▶ **Given request**
Copy all lines that contain the word "Цены".

Collected data:
========================

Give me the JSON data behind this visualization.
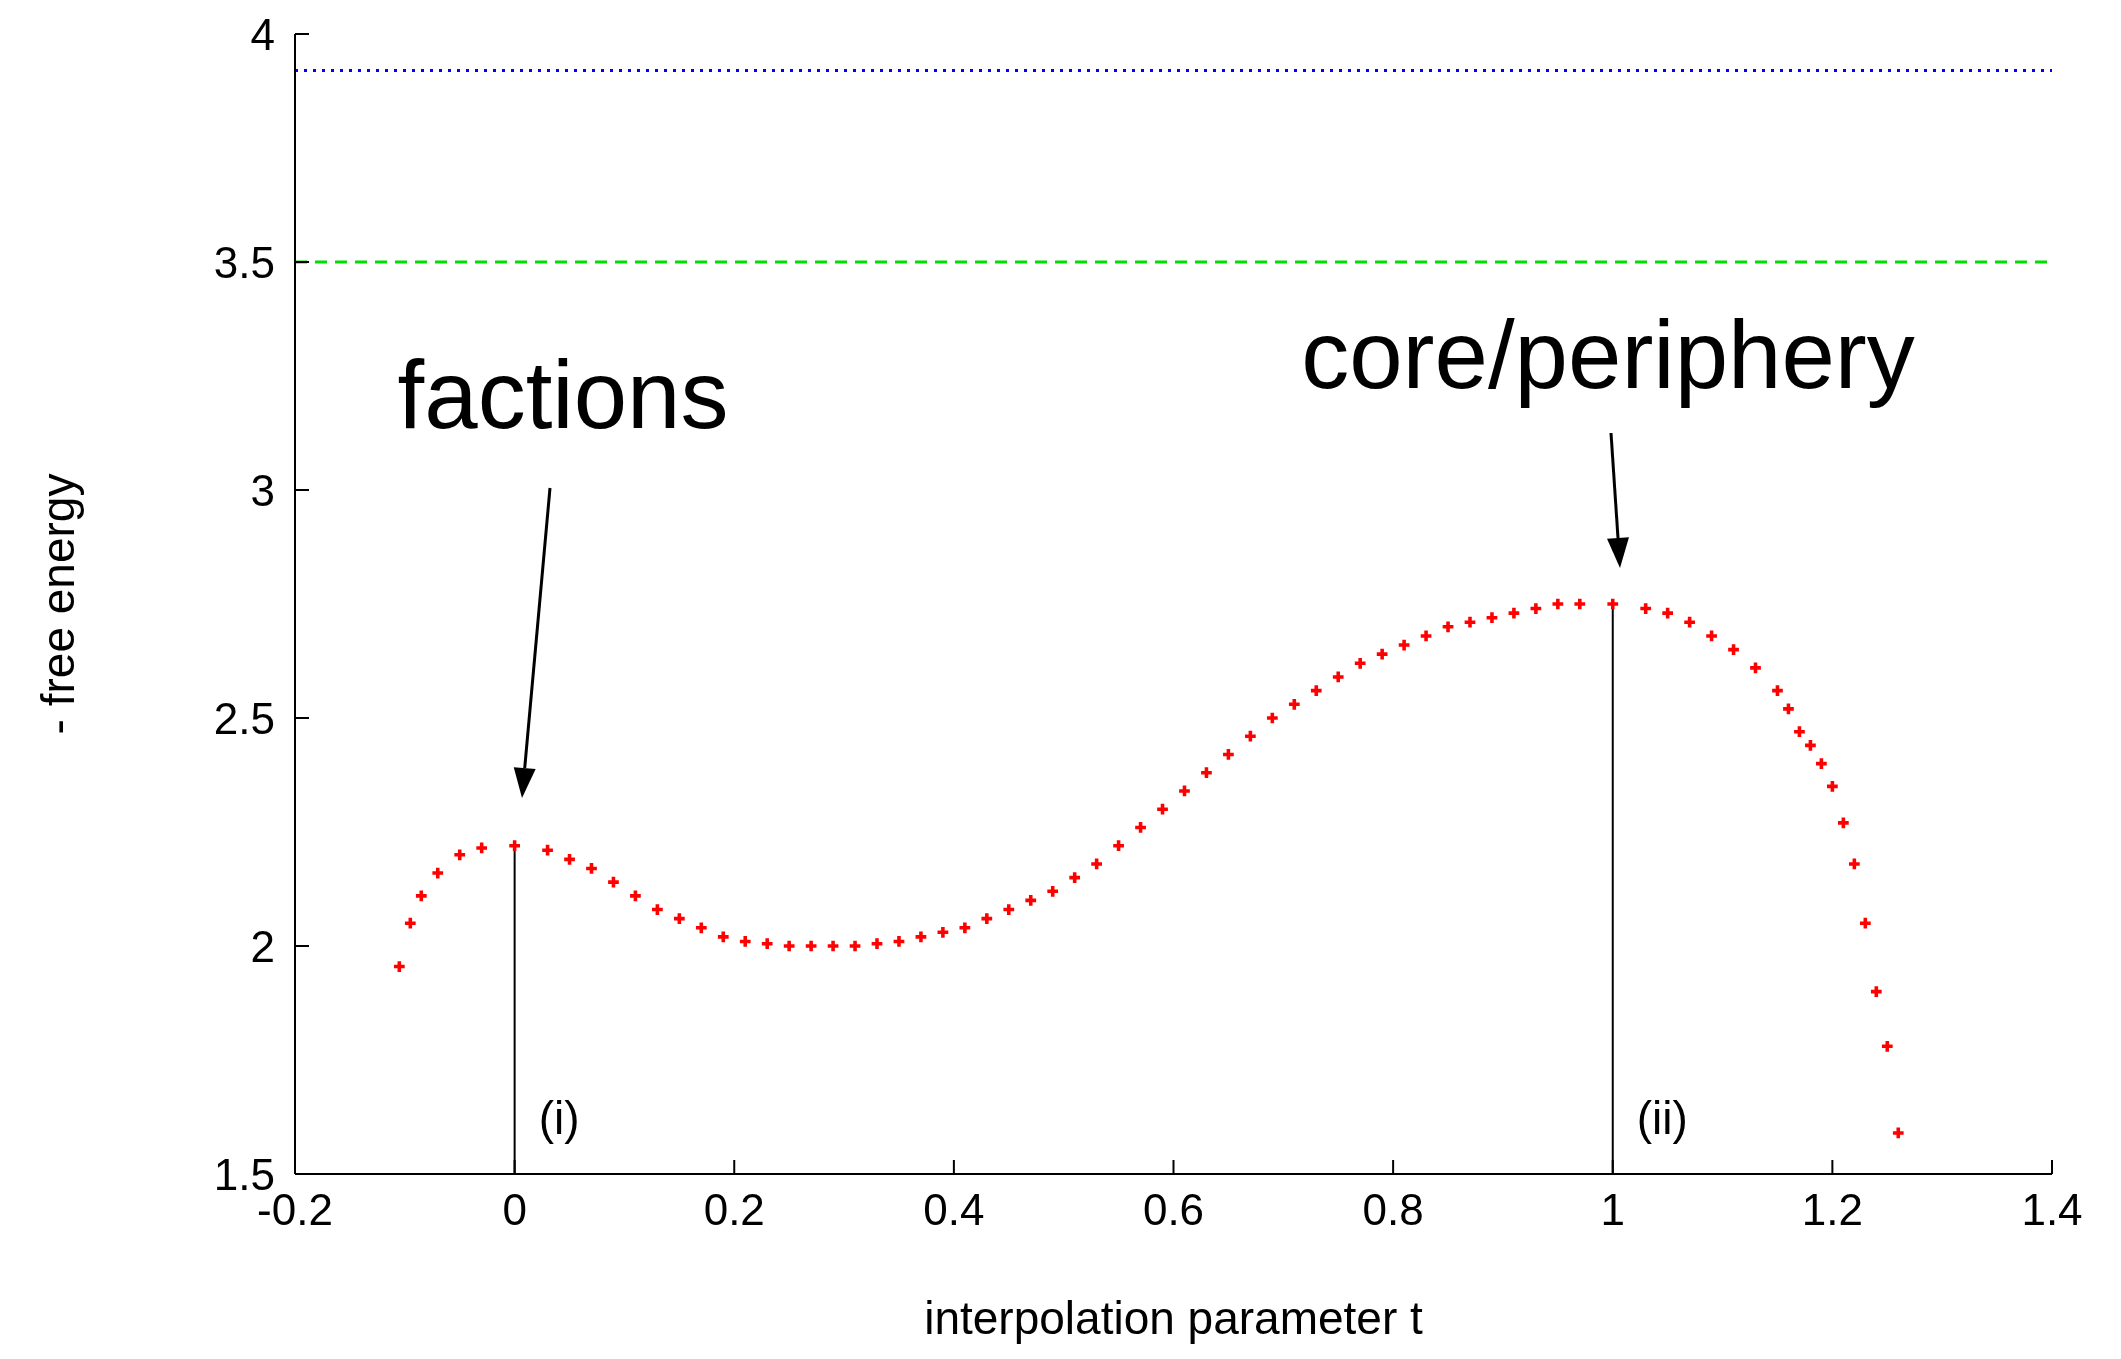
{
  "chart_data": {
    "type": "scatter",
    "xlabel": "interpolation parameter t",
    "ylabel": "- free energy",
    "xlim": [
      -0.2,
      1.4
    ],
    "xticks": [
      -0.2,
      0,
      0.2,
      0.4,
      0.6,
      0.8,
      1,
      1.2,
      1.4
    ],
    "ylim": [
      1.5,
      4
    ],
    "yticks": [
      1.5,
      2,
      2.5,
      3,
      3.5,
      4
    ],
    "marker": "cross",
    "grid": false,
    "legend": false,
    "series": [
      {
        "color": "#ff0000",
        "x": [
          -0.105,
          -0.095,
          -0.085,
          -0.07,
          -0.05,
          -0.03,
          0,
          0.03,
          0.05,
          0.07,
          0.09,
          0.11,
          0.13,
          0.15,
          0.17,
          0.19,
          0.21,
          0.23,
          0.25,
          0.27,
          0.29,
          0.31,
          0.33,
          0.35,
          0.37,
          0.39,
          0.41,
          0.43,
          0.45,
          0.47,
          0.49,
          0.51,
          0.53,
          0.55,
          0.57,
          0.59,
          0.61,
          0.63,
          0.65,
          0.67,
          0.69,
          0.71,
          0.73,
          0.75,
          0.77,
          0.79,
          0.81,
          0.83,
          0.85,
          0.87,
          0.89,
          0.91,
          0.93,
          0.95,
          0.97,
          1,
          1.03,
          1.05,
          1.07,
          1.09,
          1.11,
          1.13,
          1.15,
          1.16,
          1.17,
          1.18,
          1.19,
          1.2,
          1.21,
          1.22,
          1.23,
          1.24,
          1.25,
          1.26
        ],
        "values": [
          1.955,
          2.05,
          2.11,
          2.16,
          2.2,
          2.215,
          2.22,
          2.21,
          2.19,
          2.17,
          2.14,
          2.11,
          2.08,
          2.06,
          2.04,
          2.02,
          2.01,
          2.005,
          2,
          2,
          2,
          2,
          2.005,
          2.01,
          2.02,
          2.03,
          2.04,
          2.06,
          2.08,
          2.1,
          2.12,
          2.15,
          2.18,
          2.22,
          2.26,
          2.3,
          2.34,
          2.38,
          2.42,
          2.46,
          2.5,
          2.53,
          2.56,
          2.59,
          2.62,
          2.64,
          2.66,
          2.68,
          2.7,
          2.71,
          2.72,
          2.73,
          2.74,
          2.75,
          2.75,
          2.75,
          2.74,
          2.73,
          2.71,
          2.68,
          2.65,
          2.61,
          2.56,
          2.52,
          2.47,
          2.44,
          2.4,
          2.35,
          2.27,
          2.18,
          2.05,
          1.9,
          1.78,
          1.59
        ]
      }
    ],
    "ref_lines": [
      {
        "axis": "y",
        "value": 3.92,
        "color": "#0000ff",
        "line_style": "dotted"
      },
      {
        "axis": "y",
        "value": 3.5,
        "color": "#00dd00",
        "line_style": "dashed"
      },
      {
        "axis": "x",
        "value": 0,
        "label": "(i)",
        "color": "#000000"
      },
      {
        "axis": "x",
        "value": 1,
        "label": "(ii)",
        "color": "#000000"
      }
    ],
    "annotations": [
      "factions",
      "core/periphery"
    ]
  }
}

========================

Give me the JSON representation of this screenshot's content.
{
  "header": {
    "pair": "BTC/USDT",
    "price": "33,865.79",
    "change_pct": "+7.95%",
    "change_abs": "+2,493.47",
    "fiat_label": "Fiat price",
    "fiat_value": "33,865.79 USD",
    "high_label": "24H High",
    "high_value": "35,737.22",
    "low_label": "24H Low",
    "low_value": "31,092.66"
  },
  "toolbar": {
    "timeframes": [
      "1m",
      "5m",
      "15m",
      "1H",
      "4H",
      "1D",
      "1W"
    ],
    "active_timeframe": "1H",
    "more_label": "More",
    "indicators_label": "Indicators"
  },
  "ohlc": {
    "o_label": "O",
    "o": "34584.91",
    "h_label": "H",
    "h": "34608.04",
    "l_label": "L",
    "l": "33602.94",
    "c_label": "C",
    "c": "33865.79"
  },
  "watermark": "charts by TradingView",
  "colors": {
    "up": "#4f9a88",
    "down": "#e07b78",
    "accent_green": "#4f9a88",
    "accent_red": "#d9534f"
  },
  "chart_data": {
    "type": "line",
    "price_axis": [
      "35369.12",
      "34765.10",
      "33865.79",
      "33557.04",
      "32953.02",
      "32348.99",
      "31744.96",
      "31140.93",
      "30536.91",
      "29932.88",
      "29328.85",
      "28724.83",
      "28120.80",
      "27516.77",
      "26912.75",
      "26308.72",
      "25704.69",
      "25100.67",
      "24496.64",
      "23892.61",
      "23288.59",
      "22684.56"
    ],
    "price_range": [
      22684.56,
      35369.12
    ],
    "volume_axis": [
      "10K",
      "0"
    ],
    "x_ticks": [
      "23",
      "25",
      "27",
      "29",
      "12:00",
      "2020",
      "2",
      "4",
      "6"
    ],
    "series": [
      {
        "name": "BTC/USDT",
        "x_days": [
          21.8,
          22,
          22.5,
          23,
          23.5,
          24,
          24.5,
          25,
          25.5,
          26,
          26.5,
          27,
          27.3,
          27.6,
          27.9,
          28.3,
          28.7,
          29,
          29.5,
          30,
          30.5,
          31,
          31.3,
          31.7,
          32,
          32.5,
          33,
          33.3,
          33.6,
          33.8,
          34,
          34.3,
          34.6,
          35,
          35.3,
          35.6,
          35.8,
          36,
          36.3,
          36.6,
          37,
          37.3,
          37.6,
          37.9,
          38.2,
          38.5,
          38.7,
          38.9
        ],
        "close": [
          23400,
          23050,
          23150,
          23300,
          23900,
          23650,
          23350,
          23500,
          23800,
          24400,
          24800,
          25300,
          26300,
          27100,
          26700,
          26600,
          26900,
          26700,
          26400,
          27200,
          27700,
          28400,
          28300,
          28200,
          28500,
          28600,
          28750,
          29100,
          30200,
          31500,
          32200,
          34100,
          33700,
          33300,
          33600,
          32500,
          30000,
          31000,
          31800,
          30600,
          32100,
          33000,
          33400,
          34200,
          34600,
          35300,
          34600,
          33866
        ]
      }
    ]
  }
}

========================

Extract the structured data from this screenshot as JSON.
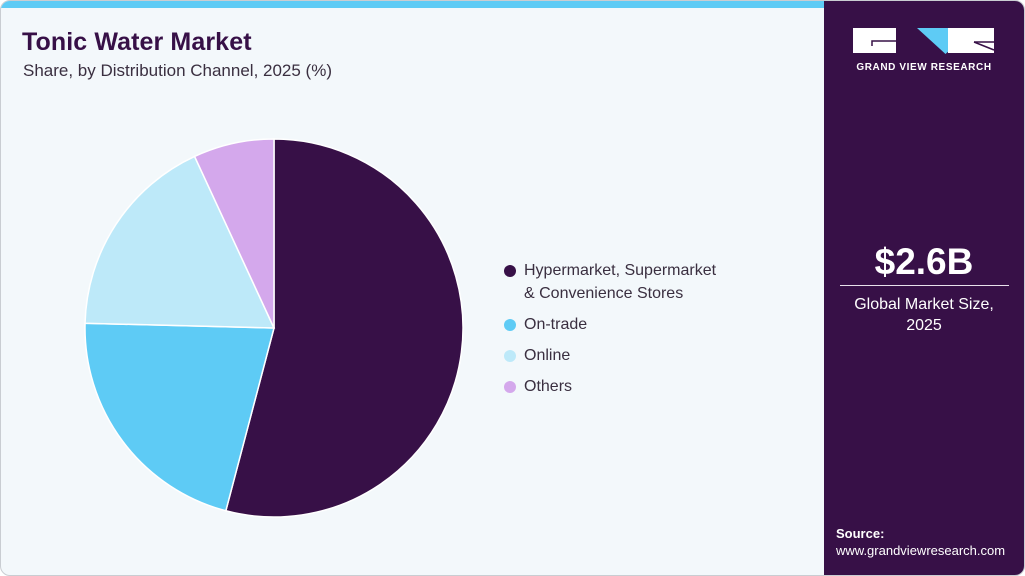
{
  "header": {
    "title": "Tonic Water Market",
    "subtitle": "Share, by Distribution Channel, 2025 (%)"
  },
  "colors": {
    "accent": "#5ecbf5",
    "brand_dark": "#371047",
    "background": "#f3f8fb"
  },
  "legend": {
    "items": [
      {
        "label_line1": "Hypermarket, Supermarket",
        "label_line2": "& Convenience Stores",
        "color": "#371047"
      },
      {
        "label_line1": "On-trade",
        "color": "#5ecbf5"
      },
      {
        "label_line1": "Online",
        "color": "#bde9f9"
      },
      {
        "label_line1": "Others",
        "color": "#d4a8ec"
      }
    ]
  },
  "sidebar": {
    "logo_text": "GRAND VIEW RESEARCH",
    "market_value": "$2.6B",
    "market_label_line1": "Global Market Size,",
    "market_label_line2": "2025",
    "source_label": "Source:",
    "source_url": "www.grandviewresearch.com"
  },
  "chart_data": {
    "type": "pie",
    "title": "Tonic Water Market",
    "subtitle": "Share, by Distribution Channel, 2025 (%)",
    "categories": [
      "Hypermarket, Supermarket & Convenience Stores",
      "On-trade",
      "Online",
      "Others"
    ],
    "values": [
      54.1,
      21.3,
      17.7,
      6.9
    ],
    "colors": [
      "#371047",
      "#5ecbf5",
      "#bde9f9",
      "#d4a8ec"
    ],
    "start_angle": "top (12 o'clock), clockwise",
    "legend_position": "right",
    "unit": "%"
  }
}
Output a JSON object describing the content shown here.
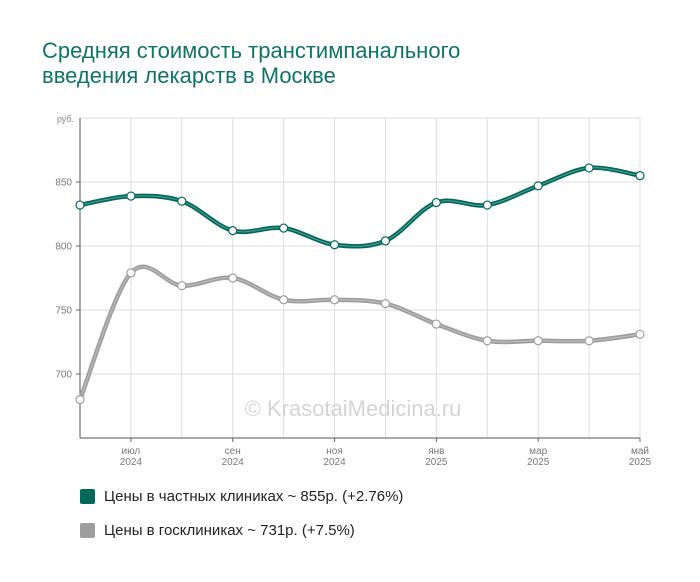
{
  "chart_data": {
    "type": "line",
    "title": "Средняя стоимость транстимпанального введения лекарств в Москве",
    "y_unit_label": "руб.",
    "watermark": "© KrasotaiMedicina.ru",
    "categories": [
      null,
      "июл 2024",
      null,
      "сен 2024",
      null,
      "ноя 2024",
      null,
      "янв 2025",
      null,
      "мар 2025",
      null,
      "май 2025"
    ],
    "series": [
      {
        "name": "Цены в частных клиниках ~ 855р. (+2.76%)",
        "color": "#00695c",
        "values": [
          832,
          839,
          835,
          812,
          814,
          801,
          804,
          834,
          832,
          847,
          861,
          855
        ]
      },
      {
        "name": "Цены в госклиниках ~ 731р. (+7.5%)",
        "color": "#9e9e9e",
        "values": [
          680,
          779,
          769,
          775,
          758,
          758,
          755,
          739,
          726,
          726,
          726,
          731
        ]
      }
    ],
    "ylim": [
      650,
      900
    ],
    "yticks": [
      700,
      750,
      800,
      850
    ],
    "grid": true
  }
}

========================

▶ **Written response**
        "name": "Цены в частных клиниках ~ 855р. (+2.76%)",
        "name": "Цены в госклиниках ~ 731р. (+7.5%)",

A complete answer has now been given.